◆ TO BE DONE:
Which lines below hold the word "parameter"? Copy all of them.

***

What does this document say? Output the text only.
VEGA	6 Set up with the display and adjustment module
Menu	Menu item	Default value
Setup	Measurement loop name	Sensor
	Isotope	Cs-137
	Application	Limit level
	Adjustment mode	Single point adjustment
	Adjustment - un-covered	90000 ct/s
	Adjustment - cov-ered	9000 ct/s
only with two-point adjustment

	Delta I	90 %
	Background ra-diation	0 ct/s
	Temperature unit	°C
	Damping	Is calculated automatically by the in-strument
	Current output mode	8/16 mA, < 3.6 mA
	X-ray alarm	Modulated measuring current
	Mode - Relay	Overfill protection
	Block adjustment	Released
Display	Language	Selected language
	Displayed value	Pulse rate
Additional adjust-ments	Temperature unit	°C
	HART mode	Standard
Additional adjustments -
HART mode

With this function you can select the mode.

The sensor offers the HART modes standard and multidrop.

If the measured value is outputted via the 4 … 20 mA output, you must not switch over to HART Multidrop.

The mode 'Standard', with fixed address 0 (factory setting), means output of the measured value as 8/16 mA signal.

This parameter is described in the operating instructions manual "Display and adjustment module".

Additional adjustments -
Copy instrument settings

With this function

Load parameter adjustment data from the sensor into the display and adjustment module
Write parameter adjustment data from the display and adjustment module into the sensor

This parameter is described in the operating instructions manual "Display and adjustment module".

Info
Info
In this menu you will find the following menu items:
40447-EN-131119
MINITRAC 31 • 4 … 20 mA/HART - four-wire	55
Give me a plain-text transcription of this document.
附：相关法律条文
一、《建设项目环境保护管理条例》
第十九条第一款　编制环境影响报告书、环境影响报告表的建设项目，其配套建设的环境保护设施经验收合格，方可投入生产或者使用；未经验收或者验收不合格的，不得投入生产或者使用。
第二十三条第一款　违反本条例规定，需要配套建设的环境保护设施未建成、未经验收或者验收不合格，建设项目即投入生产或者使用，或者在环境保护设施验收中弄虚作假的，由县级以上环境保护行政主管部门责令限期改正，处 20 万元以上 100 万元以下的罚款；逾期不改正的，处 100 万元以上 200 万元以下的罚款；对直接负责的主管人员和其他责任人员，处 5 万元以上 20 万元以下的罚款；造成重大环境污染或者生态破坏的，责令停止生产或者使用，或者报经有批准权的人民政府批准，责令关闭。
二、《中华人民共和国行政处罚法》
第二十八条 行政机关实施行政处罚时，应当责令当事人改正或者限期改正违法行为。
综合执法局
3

***

◆ PROBLEM SOLUTION:
This parameter is described in the operating instructions manual "Display and adjustment module".
Load parameter adjustment data from the sensor into the display and adjustment module
Write parameter adjustment data from the display and adjustment module into the sensor
This parameter is described in the operating instructions manual "Display and adjustment module".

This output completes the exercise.